• **What you are asked to do**: Write out every entry exactly as given, but omit the pictures.

Recorded data:
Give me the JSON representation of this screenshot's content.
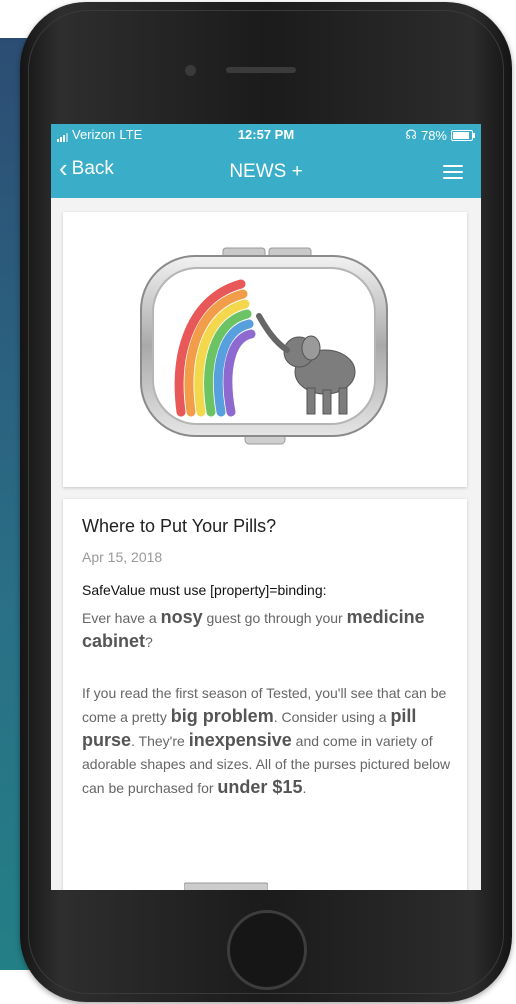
{
  "status_bar": {
    "carrier": "Verizon",
    "network": "LTE",
    "time": "12:57 PM",
    "battery": "78%"
  },
  "navbar": {
    "back_label": "Back",
    "title": "NEWS +"
  },
  "article": {
    "title": "Where to Put Your Pills?",
    "date": "Apr 15, 2018",
    "warning": "SafeValue must use [property]=binding:",
    "p1": {
      "t1": "Ever have a ",
      "b1": "nosy",
      "t2": " guest go through your ",
      "b2": "medicine cabinet",
      "t3": "?"
    },
    "p2": {
      "t1": "If you read the first season of Tested, you'll see that can be come a pretty ",
      "b1": "big problem",
      "t2": ". Consider using a ",
      "b2": "pill purse",
      "t3": ". They're ",
      "b3": "inexpensive",
      "t4": " and come in variety of adorable shapes and sizes.  All of the purses pictured below can be purchased for ",
      "b4": "under $15",
      "t5": "."
    }
  },
  "colors": {
    "accent": "#3aadc8",
    "background_panel": "#2a6f86"
  }
}
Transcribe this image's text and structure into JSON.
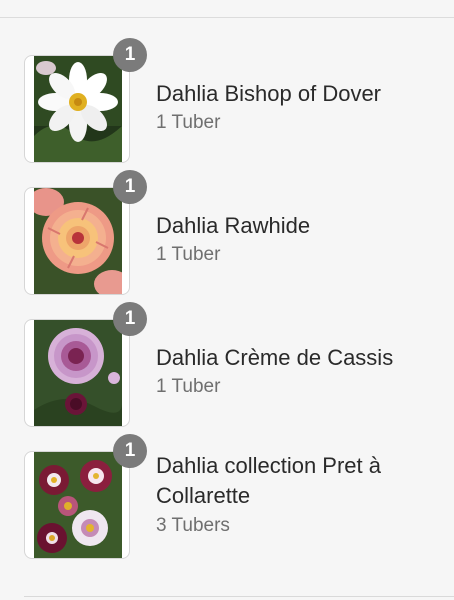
{
  "cart": {
    "items": [
      {
        "name": "Dahlia Bishop of Dover",
        "quantity_text": "1 Tuber",
        "badge": "1",
        "image_icon": "white-dahlia-photo"
      },
      {
        "name": "Dahlia Rawhide",
        "quantity_text": "1 Tuber",
        "badge": "1",
        "image_icon": "peach-dahlia-photo"
      },
      {
        "name": "Dahlia Crème de Cassis",
        "quantity_text": "1 Tuber",
        "badge": "1",
        "image_icon": "purple-dahlia-photo"
      },
      {
        "name": "Dahlia collection Pret à Collarette",
        "quantity_text": "3 Tubers",
        "badge": "1",
        "image_icon": "collarette-dahlias-photo"
      }
    ]
  },
  "colors": {
    "badge": "#7b7b7b",
    "background": "#f6f6f6",
    "name_text": "#2a2a2a",
    "qty_text": "#6f6f6f"
  }
}
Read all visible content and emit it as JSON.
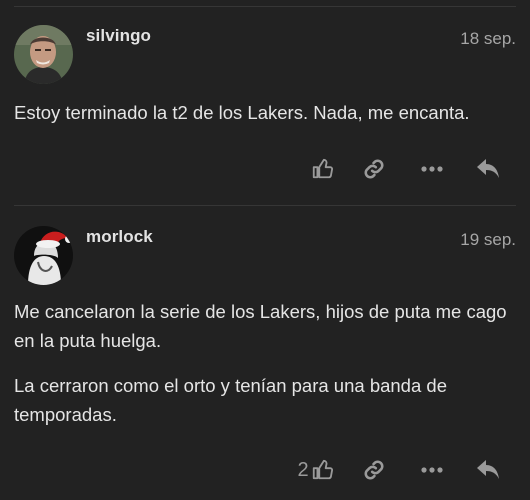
{
  "posts": [
    {
      "username": "silvingo",
      "date": "18 sep.",
      "paragraphs": [
        "Estoy terminado la t2 de los Lakers. Nada, me encanta."
      ],
      "likes": "",
      "avatar_icon": "man-portrait-avatar"
    },
    {
      "username": "morlock",
      "date": "19 sep.",
      "paragraphs": [
        "Me cancelaron la serie de los Lakers, hijos de puta me cago en la puta huelga.",
        "La cerraron como el orto y tenían para una banda de temporadas."
      ],
      "likes": "2",
      "avatar_icon": "santa-hat-avatar"
    }
  ],
  "icons": {
    "like": "thumbs-up-icon",
    "link": "link-icon",
    "more": "ellipsis-icon",
    "reply": "reply-arrow-icon"
  },
  "colors": {
    "background": "#222222",
    "text": "#e5e5e5",
    "muted": "#9a9a9a",
    "divider": "#363636"
  }
}
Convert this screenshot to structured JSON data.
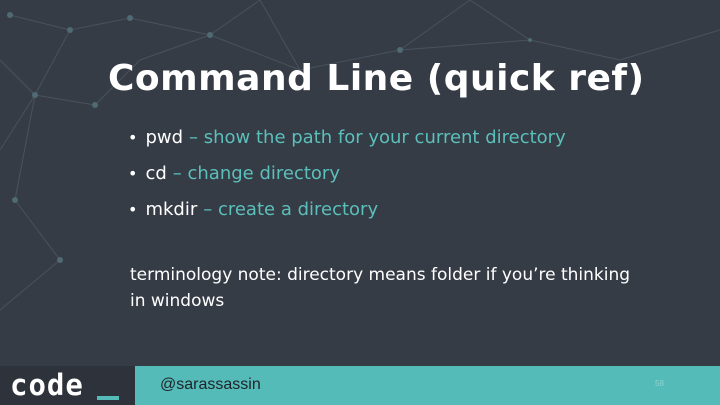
{
  "slide": {
    "title": "Command Line (quick ref)",
    "bullets": [
      {
        "command": "pwd",
        "description": "– show the path for your current directory"
      },
      {
        "command": "cd",
        "description": "– change directory"
      },
      {
        "command": "mkdir",
        "description": "– create a directory"
      }
    ],
    "note": "terminology note: directory means folder if you’re thinking in windows"
  },
  "footer": {
    "logo": "code",
    "handle": "@sarassassin",
    "page_number": "58"
  },
  "colors": {
    "background": "#363c45",
    "accent": "#5bbfbc",
    "footer_bar": "#55bbb8",
    "logo_block": "#2e333b"
  }
}
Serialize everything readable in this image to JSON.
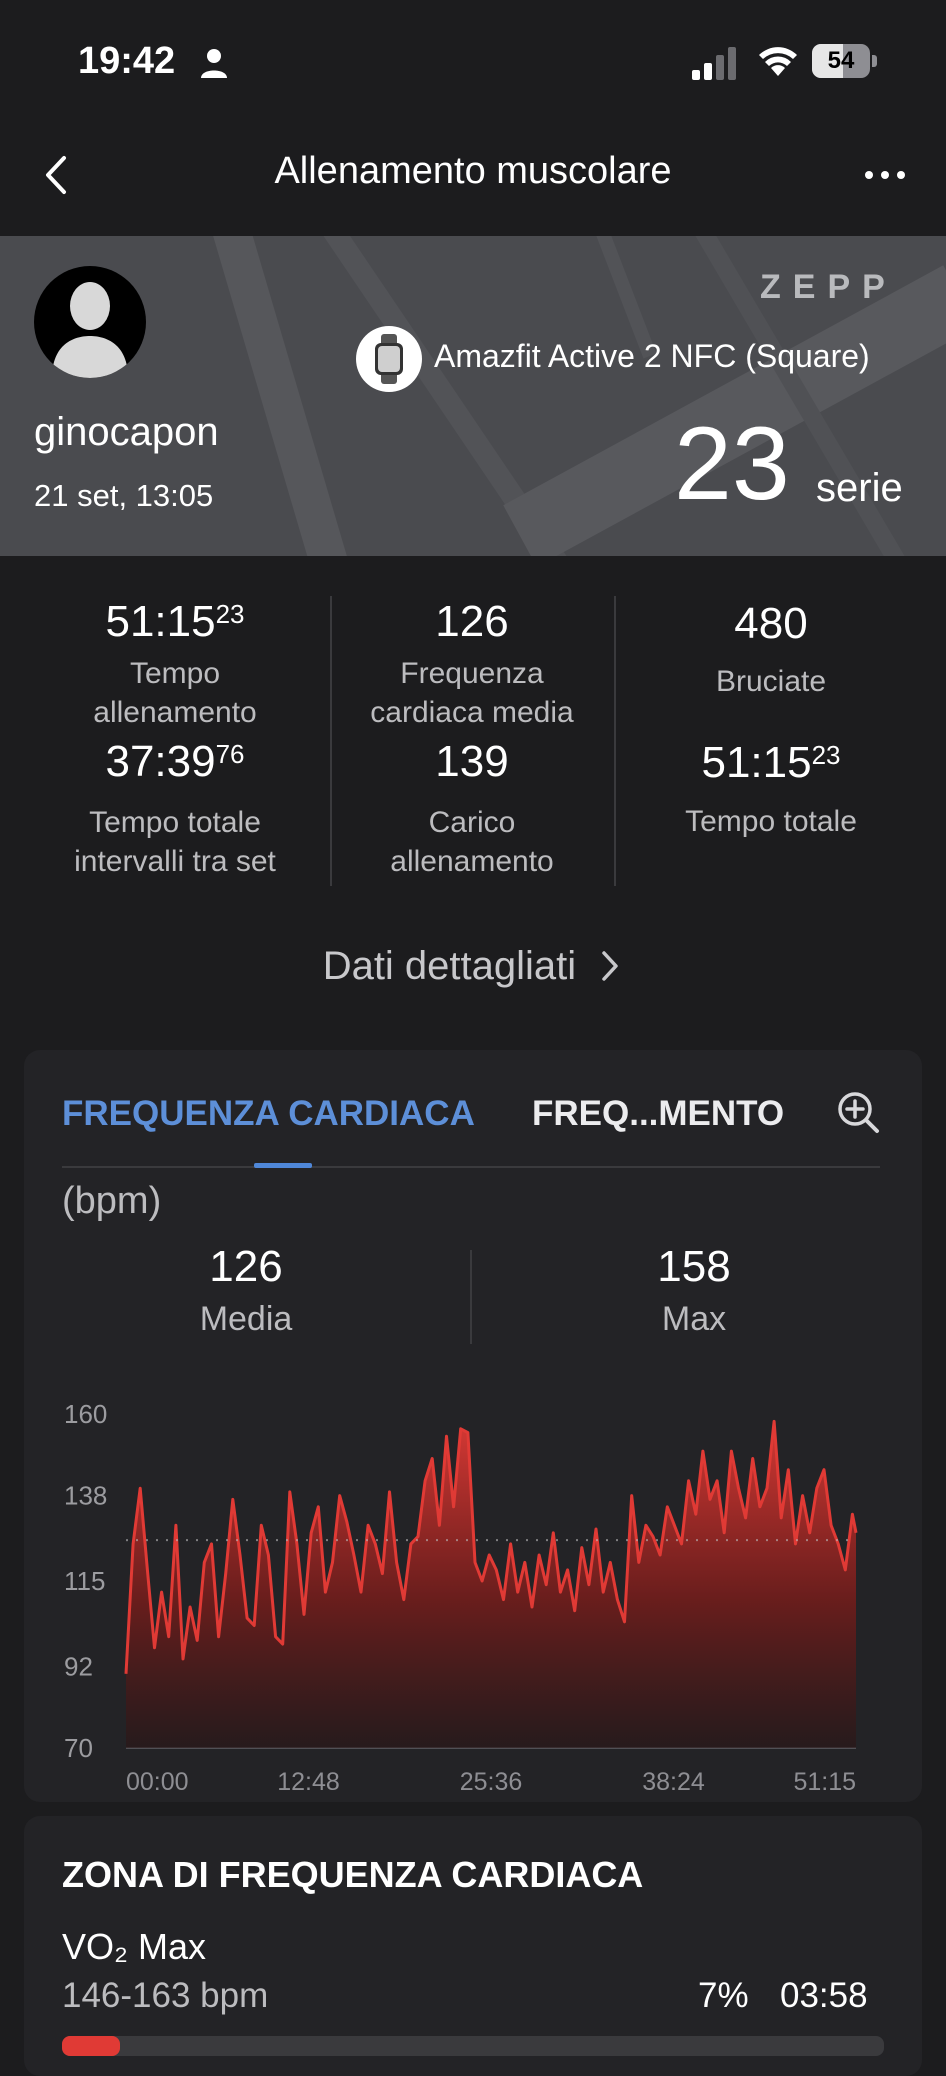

• **Correct result**:
Give me the JSON representation of this screenshot's content.
{
  "status_bar": {
    "carrier": "Verizon",
    "network": "LTE",
    "time": "12:57 PM",
    "battery": "78%"
  },
  "navbar": {
    "back_label": "Back",
    "title": "NEWS +"
  },
  "article": {
    "title": "Where to Put Your Pills?",
    "date": "Apr 15, 2018",
    "warning": "SafeValue must use [property]=binding:",
    "p1": {
      "t1": "Ever have a ",
      "b1": "nosy",
      "t2": " guest go through your ",
      "b2": "medicine cabinet",
      "t3": "?"
    },
    "p2": {
      "t1": "If you read the first season of Tested, you'll see that can be come a pretty ",
      "b1": "big problem",
      "t2": ". Consider using a ",
      "b2": "pill purse",
      "t3": ". They're ",
      "b3": "inexpensive",
      "t4": " and come in variety of adorable shapes and sizes.  All of the purses pictured below can be purchased for ",
      "b4": "under $15",
      "t5": "."
    }
  },
  "colors": {
    "accent": "#3aadc8",
    "background_panel": "#2a6f86"
  }
}
Transcribe this image's text and structure into JSON.
{
  "cart": {
    "items": [
      {
        "name": "Dahlia Bishop of Dover",
        "quantity_text": "1 Tuber",
        "badge": "1",
        "image_icon": "white-dahlia-photo"
      },
      {
        "name": "Dahlia Rawhide",
        "quantity_text": "1 Tuber",
        "badge": "1",
        "image_icon": "peach-dahlia-photo"
      },
      {
        "name": "Dahlia Crème de Cassis",
        "quantity_text": "1 Tuber",
        "badge": "1",
        "image_icon": "purple-dahlia-photo"
      },
      {
        "name": "Dahlia collection Pret à Collarette",
        "quantity_text": "3 Tubers",
        "badge": "1",
        "image_icon": "collarette-dahlias-photo"
      }
    ]
  },
  "colors": {
    "badge": "#7b7b7b",
    "background": "#f6f6f6",
    "name_text": "#2a2a2a",
    "qty_text": "#6f6f6f"
  }
}
Read all visible content and emit it as JSON.
{
  "posts": [
    {
      "username": "silvingo",
      "date": "18 sep.",
      "paragraphs": [
        "Estoy terminado la t2 de los Lakers. Nada, me encanta."
      ],
      "likes": "",
      "avatar_icon": "man-portrait-avatar"
    },
    {
      "username": "morlock",
      "date": "19 sep.",
      "paragraphs": [
        "Me cancelaron la serie de los Lakers, hijos de puta me cago en la puta huelga.",
        "La cerraron como el orto y tenían para una banda de temporadas."
      ],
      "likes": "2",
      "avatar_icon": "santa-hat-avatar"
    }
  ],
  "icons": {
    "like": "thumbs-up-icon",
    "link": "link-icon",
    "more": "ellipsis-icon",
    "reply": "reply-arrow-icon"
  },
  "colors": {
    "background": "#222222",
    "text": "#e5e5e5",
    "muted": "#9a9a9a",
    "divider": "#363636"
  }
}
Convert this screenshot to structured JSON data.
{
  "slide": {
    "title": "Command Line (quick ref)",
    "bullets": [
      {
        "command": "pwd",
        "description": "– show the path for your current directory"
      },
      {
        "command": "cd",
        "description": "– change directory"
      },
      {
        "command": "mkdir",
        "description": "– create a directory"
      }
    ],
    "note": "terminology note: directory means folder if you’re thinking in windows"
  },
  "footer": {
    "logo": "code",
    "handle": "@sarassassin",
    "page_number": "58"
  },
  "colors": {
    "background": "#363c45",
    "accent": "#5bbfbc",
    "footer_bar": "#55bbb8",
    "logo_block": "#2e333b"
  }
}
Serialize everything readable in this image to JSON.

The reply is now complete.